>> Start Data to process

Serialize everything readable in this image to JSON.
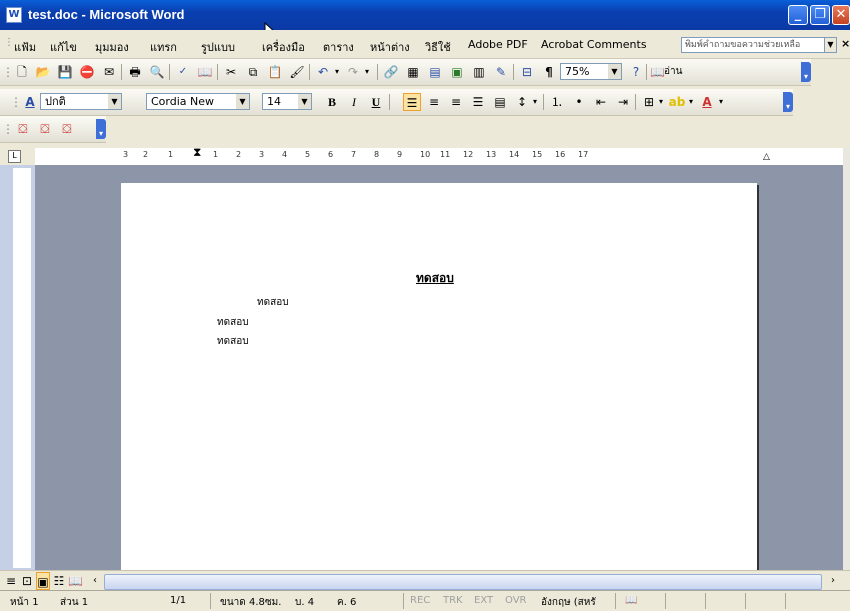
{
  "window": {
    "title": "test.doc - Microsoft Word"
  },
  "menu": [
    "แฟ้ม",
    "แก้ไข",
    "มุมมอง",
    "แทรก",
    "รูปแบบ",
    "เครื่องมือ",
    "ตาราง",
    "หน้าต่าง",
    "วิธีใช้",
    "Adobe PDF",
    "Acrobat Comments"
  ],
  "help_box": {
    "placeholder": "พิมพ์คำถามขอความช่วยเหลือ"
  },
  "standard_toolbar": {
    "zoom": "75%",
    "read_label": "อ่าน"
  },
  "format_toolbar": {
    "style": "ปกติ",
    "font": "Cordia New",
    "size": "14",
    "bold": "B",
    "italic": "I",
    "underline": "U"
  },
  "ruler": {
    "h_ticks": [
      "3",
      "2",
      "1",
      "1",
      "2",
      "3",
      "4",
      "5",
      "6",
      "7",
      "8",
      "9",
      "10",
      "11",
      "12",
      "13",
      "14",
      "15",
      "16",
      "17"
    ]
  },
  "document": {
    "heading": "ทดสอบ",
    "lines": [
      "ทดสอบ",
      "ทดสอบ",
      "ทดสอบ"
    ]
  },
  "status": {
    "page": "หน้า 1",
    "section": "ส่วน 1",
    "page_count": "1/1",
    "at": "ขนาด 4.8ซม.",
    "line": "บ. 4",
    "col": "ค. 6",
    "rec": "REC",
    "trk": "TRK",
    "ext": "EXT",
    "ovr": "OVR",
    "language": "อังกฤษ (สหรั"
  }
}
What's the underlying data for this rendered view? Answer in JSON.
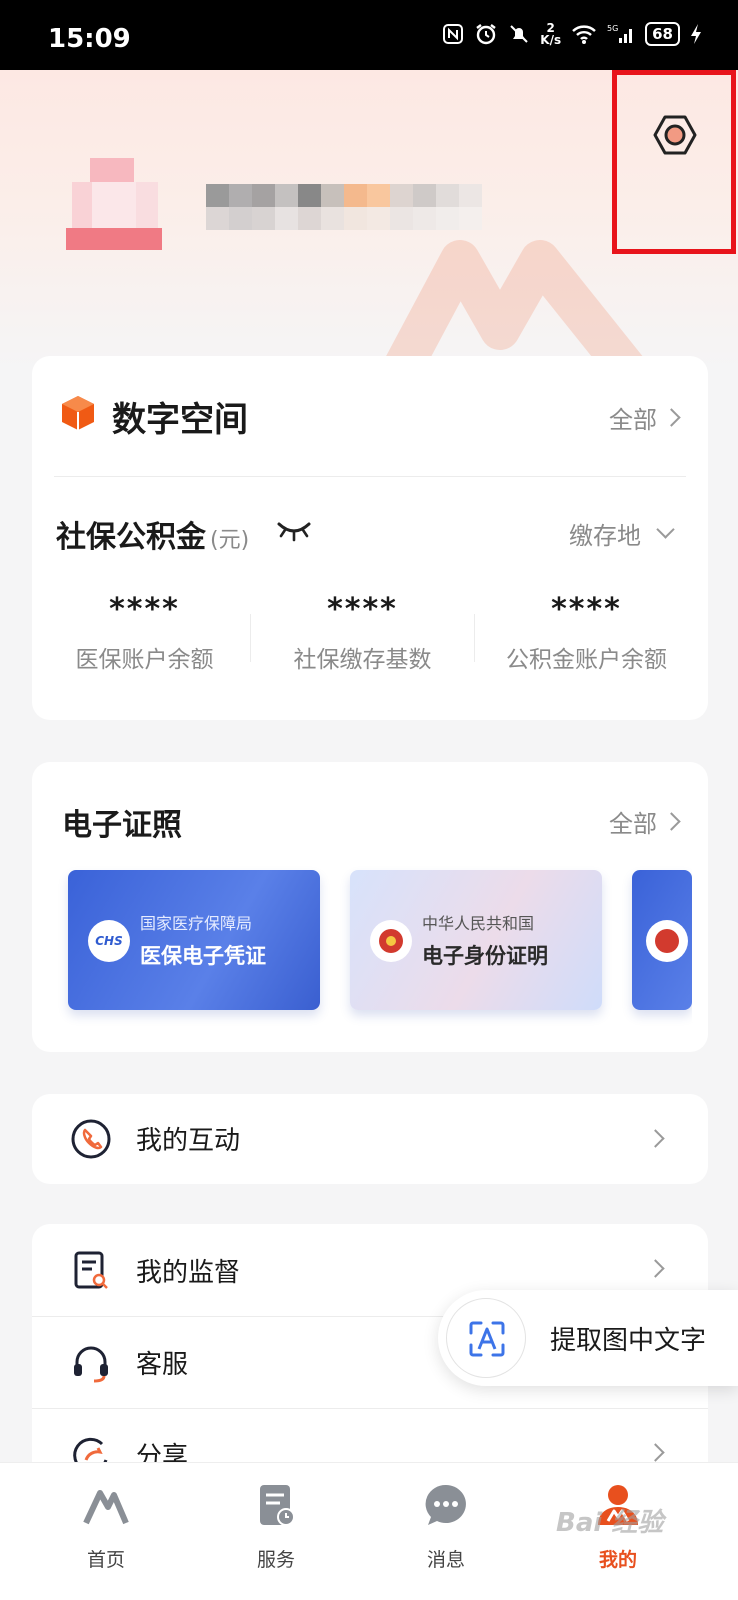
{
  "status_bar": {
    "time": "15:09",
    "net_speed_top": "2",
    "net_speed_unit": "K/s",
    "battery": "68"
  },
  "profile": {
    "settings_icon": "settings-hexagon-icon"
  },
  "digital_space": {
    "title": "数字空间",
    "more_label": "全部",
    "section_title": "社保公积金",
    "unit": "(元)",
    "region_label": "缴存地",
    "stats": [
      {
        "value": "****",
        "label": "医保账户余额"
      },
      {
        "value": "****",
        "label": "社保缴存基数"
      },
      {
        "value": "****",
        "label": "公积金账户余额"
      }
    ]
  },
  "licenses": {
    "title": "电子证照",
    "more_label": "全部",
    "items": [
      {
        "sub": "国家医疗保障局",
        "main": "医保电子凭证"
      },
      {
        "sub": "中华人民共和国",
        "main": "电子身份证明"
      }
    ]
  },
  "interaction": {
    "label": "我的互动"
  },
  "menu": {
    "items": [
      {
        "label": "我的监督"
      },
      {
        "label": "客服"
      },
      {
        "label": "分享"
      }
    ]
  },
  "ocr": {
    "label": "提取图中文字"
  },
  "tabbar": {
    "items": [
      {
        "label": "首页"
      },
      {
        "label": "服务"
      },
      {
        "label": "消息"
      },
      {
        "label": "我的"
      }
    ]
  },
  "watermark": "Bai 经验",
  "colors": {
    "accent": "#e8501e",
    "highlight_box": "#e8141b",
    "card_blue": "#3a62d8"
  }
}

>> End Data to process

* Work to do:
Please transcribe the material above exactly as written. Leave the pictures out.

* Solution for this problem:
Serialize everything readable in this image to JSON.
{
  "window": {
    "title": "test.doc - Microsoft Word"
  },
  "menu": [
    "แฟ้ม",
    "แก้ไข",
    "มุมมอง",
    "แทรก",
    "รูปแบบ",
    "เครื่องมือ",
    "ตาราง",
    "หน้าต่าง",
    "วิธีใช้",
    "Adobe PDF",
    "Acrobat Comments"
  ],
  "help_box": {
    "placeholder": "พิมพ์คำถามขอความช่วยเหลือ"
  },
  "standard_toolbar": {
    "zoom": "75%",
    "read_label": "อ่าน"
  },
  "format_toolbar": {
    "style": "ปกติ",
    "font": "Cordia New",
    "size": "14",
    "bold": "B",
    "italic": "I",
    "underline": "U"
  },
  "ruler": {
    "h_ticks": [
      "3",
      "2",
      "1",
      "1",
      "2",
      "3",
      "4",
      "5",
      "6",
      "7",
      "8",
      "9",
      "10",
      "11",
      "12",
      "13",
      "14",
      "15",
      "16",
      "17"
    ]
  },
  "document": {
    "heading": "ทดสอบ",
    "lines": [
      "ทดสอบ",
      "ทดสอบ",
      "ทดสอบ"
    ]
  },
  "status": {
    "page": "หน้า 1",
    "section": "ส่วน 1",
    "page_count": "1/1",
    "at": "ขนาด 4.8ซม.",
    "line": "บ. 4",
    "col": "ค. 6",
    "rec": "REC",
    "trk": "TRK",
    "ext": "EXT",
    "ovr": "OVR",
    "language": "อังกฤษ (สหรั"
  }
}
What's the underlying data for this rendered view? Answer in JSON.
{
  "status_bar": {
    "time": "15:09",
    "net_speed_top": "2",
    "net_speed_unit": "K/s",
    "battery": "68"
  },
  "profile": {
    "settings_icon": "settings-hexagon-icon"
  },
  "digital_space": {
    "title": "数字空间",
    "more_label": "全部",
    "section_title": "社保公积金",
    "unit": "(元)",
    "region_label": "缴存地",
    "stats": [
      {
        "value": "****",
        "label": "医保账户余额"
      },
      {
        "value": "****",
        "label": "社保缴存基数"
      },
      {
        "value": "****",
        "label": "公积金账户余额"
      }
    ]
  },
  "licenses": {
    "title": "电子证照",
    "more_label": "全部",
    "items": [
      {
        "sub": "国家医疗保障局",
        "main": "医保电子凭证"
      },
      {
        "sub": "中华人民共和国",
        "main": "电子身份证明"
      }
    ]
  },
  "interaction": {
    "label": "我的互动"
  },
  "menu": {
    "items": [
      {
        "label": "我的监督"
      },
      {
        "label": "客服"
      },
      {
        "label": "分享"
      }
    ]
  },
  "ocr": {
    "label": "提取图中文字"
  },
  "tabbar": {
    "items": [
      {
        "label": "首页"
      },
      {
        "label": "服务"
      },
      {
        "label": "消息"
      },
      {
        "label": "我的"
      }
    ]
  },
  "watermark": "Bai 经验",
  "colors": {
    "accent": "#e8501e",
    "highlight_box": "#e8141b",
    "card_blue": "#3a62d8"
  }
}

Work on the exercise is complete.